** Task set **
1) In the notebook text, condense the code block that begins "from sklearn.datasets import fetch_20newsgroups" into a short bulleted list of its main facts.
2) Copy out of the entries, unchanged, every line from the one containing "title-line-1: Canadian Study" through the last line of the entries.

** Text segment **
• • •
# 20 newsgroups dataset shows NMF parts-based decomposition
http://scikit-learn.org/stable/datasets/twenty_newsgroups.html

In [256]:
from sklearn.datasets import fetch_20newsgroups
categories = ['alt.atheism', 'talk.religion.misc', 'talk.politics.guns', 'sci.space', 'talk.politics.misc']
newsgroups_train = fetch_20newsgroups(subset='train', 
                                      remove=('headers', 'footers', 'quotes'),
                                      categories=categories)

from pprint import pprint
pprint(list(newsgroups_train.target_names)) 

['alt.atheism',
 'sci.space',
 'talk.politics.guns',
 'talk.politics.misc',
 'talk.religion.misc']


In [257]:
newsgroups_train.filenames.shape

(2461,)

In [258]:
newsgroups_train.target.shape

(2461,)

In [259]:
newsgroups_train.target[:10] #  The target attribute is the integer index of the category

array([2, 3, 3, 1, 4, 0, 2, 2, 1, 2])
• • •
Annotated region listings:
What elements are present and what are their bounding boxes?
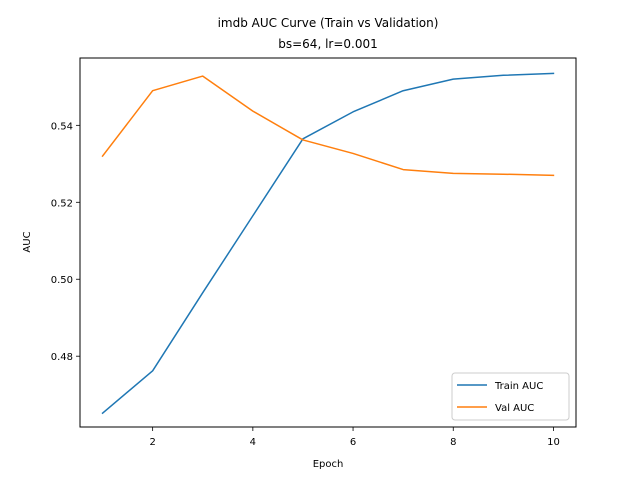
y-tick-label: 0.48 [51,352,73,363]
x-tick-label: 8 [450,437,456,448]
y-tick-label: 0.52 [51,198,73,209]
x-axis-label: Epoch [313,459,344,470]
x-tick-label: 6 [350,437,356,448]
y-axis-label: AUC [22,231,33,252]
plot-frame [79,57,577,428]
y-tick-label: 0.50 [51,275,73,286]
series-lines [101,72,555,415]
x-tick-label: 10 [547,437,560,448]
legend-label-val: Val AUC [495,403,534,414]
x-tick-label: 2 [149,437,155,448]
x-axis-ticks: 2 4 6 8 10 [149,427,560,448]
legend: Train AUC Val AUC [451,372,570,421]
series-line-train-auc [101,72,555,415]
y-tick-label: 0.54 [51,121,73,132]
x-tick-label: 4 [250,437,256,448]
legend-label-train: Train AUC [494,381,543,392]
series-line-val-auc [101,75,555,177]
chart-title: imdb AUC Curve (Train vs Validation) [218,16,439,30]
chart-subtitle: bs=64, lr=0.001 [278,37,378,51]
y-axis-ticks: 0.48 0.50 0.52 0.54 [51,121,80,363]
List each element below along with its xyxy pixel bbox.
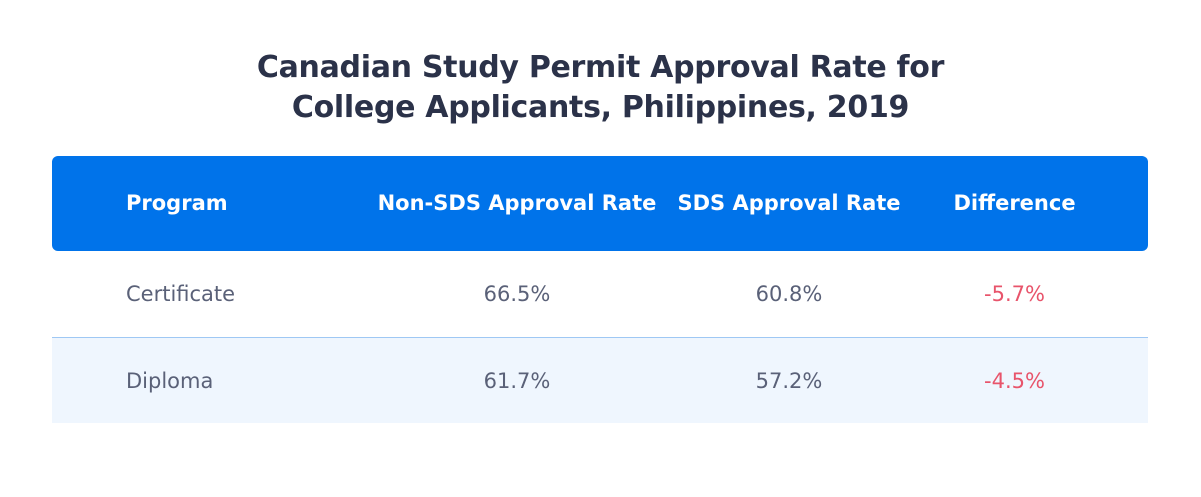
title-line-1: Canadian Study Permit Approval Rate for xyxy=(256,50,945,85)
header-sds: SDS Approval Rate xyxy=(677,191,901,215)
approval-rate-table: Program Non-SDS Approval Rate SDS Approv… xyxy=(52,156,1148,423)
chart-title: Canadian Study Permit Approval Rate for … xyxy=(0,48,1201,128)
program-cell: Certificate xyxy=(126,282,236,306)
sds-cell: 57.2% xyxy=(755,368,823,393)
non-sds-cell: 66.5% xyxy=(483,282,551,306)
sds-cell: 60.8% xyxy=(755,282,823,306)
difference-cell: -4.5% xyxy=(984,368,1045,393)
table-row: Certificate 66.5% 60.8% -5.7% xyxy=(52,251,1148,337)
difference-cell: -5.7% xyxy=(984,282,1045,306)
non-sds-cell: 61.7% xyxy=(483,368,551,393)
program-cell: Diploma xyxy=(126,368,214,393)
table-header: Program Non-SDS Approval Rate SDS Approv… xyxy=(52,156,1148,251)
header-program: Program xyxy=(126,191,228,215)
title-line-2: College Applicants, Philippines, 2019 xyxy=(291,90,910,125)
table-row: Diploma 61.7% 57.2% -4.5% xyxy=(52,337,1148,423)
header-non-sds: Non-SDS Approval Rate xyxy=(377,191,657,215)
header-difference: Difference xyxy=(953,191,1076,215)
• • •
** The solutions **
1)
- Imports fetch_20newsgroups from sklearn.datasets.
- Chooses five categories: alt.atheism, talk.religion.misc, talk.politics.guns, sci.space and talk.politics.misc.
- Loads the training subset of those categories into newsgroups_train.
- Removes headers, footers and quotes.

2)
title-line-1: Canadian Study Permit Approval Rate for xyxy=(256,50,945,85)
header-sds: SDS Approval Rate xyxy=(677,191,901,215)
approval-rate-table: Program Non-SDS Approval Rate SDS Approv… xyxy=(52,156,1148,423)
chart-title: Canadian Study Permit Approval Rate for … xyxy=(0,48,1201,128)
program-cell: Certificate xyxy=(126,282,236,306)
sds-cell: 57.2% xyxy=(755,368,823,393)
non-sds-cell: 66.5% xyxy=(483,282,551,306)
sds-cell: 60.8% xyxy=(755,282,823,306)
difference-cell: -4.5% xyxy=(984,368,1045,393)
table-row: Certificate 66.5% 60.8% -5.7% xyxy=(52,251,1148,337)
difference-cell: -5.7% xyxy=(984,282,1045,306)
non-sds-cell: 61.7% xyxy=(483,368,551,393)
program-cell: Diploma xyxy=(126,368,214,393)
table-header: Program Non-SDS Approval Rate SDS Approv… xyxy=(52,156,1148,251)
header-program: Program xyxy=(126,191,228,215)
title-line-2: College Applicants, Philippines, 2019 xyxy=(291,90,910,125)
table-row: Diploma 61.7% 57.2% -4.5% xyxy=(52,337,1148,423)
header-non-sds: Non-SDS Approval Rate xyxy=(377,191,657,215)
header-difference: Difference xyxy=(953,191,1076,215)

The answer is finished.